**BRIEF**:
Isolate every line in the data with the string "hand" and copy it.

──────── PROVIDED MATERIAL ────────

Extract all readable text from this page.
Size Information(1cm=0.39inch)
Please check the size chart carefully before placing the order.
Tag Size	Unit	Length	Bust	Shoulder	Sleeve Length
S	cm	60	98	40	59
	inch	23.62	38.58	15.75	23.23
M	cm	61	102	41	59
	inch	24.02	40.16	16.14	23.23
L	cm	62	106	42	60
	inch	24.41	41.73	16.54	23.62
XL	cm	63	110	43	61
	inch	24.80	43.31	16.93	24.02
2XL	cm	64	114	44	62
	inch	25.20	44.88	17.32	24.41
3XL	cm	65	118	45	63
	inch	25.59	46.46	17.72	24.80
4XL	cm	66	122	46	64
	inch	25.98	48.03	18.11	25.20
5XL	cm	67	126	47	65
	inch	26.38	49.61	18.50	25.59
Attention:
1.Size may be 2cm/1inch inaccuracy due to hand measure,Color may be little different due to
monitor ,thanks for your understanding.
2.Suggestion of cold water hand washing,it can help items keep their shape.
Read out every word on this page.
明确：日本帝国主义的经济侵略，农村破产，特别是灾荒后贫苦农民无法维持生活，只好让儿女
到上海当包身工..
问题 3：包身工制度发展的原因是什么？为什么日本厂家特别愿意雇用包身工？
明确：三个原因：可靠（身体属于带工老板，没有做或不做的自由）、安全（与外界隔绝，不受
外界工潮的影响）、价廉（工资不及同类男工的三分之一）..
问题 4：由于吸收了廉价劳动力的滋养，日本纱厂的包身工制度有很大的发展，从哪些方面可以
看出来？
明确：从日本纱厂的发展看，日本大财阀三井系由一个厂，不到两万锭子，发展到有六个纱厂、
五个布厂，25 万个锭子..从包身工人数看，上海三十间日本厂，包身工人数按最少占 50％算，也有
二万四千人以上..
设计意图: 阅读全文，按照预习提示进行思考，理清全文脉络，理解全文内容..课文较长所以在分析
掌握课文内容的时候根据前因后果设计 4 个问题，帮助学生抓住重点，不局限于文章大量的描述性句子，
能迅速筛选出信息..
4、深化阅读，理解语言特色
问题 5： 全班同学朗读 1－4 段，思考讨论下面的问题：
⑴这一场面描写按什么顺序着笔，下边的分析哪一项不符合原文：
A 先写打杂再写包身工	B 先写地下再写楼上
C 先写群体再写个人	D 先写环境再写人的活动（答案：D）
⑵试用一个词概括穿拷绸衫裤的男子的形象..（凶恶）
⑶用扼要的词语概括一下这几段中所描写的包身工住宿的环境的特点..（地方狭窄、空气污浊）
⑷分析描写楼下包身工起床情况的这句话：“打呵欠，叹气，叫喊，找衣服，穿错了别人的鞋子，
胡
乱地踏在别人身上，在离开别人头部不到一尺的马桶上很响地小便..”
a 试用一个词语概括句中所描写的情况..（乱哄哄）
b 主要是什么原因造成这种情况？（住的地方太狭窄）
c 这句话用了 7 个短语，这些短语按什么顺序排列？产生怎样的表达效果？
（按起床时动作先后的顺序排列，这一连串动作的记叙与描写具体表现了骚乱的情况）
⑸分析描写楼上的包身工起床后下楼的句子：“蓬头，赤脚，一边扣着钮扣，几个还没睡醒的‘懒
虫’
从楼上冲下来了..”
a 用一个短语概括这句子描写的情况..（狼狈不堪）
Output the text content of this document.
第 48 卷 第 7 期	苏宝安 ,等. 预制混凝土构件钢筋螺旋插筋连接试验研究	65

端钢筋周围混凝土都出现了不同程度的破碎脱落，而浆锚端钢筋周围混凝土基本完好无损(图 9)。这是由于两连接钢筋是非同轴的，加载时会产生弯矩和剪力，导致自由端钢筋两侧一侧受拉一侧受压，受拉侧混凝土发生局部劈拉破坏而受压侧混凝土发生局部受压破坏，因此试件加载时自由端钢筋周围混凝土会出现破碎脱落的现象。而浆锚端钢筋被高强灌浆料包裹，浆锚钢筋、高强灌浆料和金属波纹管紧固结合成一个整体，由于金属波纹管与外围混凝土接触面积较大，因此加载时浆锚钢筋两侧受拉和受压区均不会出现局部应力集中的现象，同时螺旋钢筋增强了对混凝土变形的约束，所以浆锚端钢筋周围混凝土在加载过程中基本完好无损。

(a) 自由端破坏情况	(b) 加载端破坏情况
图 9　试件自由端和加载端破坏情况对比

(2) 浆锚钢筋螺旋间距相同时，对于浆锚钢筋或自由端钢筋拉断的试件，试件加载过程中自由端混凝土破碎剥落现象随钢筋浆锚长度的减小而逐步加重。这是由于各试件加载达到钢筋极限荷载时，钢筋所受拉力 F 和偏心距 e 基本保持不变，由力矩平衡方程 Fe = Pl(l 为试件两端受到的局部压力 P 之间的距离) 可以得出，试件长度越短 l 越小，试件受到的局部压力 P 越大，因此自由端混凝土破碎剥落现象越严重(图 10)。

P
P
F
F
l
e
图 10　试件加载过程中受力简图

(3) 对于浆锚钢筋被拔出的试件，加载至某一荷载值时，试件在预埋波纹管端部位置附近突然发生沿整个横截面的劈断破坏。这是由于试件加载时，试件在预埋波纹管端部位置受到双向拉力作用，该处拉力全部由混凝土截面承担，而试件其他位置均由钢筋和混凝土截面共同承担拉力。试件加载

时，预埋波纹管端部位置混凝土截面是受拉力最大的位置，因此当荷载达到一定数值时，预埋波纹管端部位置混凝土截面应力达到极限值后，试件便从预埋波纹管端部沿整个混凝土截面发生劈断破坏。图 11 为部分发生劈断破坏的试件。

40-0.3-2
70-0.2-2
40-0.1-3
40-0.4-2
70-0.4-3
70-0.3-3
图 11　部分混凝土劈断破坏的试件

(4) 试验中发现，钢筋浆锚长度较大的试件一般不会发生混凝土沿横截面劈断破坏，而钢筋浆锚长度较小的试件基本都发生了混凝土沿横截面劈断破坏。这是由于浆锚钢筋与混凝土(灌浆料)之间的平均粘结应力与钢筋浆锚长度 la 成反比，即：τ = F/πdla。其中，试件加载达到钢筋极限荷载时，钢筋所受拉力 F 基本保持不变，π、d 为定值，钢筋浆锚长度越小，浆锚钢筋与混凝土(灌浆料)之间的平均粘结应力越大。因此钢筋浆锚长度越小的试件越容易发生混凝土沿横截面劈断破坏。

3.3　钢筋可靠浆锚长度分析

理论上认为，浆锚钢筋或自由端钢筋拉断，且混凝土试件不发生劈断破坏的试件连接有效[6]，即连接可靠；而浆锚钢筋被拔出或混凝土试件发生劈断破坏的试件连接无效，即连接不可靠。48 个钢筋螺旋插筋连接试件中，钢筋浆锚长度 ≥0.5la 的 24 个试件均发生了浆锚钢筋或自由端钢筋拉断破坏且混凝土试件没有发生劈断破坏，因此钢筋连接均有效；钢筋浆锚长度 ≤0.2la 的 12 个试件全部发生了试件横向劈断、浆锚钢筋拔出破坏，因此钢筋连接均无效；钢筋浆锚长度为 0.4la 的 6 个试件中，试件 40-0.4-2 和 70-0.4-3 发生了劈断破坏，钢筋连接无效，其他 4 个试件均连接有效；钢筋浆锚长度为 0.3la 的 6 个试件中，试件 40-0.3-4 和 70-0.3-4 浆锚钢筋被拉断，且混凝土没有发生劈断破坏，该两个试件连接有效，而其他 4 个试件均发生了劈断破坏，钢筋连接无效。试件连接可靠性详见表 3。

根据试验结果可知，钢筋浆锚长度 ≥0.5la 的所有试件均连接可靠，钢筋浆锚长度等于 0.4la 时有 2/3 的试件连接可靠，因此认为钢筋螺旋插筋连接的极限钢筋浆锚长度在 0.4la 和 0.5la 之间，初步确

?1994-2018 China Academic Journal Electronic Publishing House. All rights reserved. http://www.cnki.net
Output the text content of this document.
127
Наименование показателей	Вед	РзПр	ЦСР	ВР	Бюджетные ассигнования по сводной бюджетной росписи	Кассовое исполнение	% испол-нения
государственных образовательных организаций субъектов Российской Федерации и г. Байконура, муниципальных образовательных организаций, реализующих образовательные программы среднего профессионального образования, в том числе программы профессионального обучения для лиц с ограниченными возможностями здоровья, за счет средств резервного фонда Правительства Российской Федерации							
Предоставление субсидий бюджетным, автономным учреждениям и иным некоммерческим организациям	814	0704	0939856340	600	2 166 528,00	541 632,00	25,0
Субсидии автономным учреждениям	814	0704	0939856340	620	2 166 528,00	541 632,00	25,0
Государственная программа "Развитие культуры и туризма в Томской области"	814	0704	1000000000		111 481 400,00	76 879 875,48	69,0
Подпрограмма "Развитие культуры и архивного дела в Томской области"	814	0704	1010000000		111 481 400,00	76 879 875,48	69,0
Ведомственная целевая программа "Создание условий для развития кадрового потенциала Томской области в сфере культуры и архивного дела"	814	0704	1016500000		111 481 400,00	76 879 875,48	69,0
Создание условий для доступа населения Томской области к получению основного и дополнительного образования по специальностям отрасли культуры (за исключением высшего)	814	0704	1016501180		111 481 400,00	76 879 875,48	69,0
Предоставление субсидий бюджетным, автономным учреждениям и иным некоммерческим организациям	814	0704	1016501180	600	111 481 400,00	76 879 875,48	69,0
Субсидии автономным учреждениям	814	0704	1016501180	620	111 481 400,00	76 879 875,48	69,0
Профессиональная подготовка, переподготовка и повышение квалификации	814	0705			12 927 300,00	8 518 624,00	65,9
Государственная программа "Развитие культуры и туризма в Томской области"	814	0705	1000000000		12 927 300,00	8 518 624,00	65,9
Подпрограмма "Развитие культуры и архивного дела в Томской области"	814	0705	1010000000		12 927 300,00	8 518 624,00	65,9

────────

**ANSWER TO THIS PROBLEM**:
1.Size may be 2cm/1inch inaccuracy due to hand measure,Color may be little different due to
2.Suggestion of cold water hand washing,it can help items keep their shape.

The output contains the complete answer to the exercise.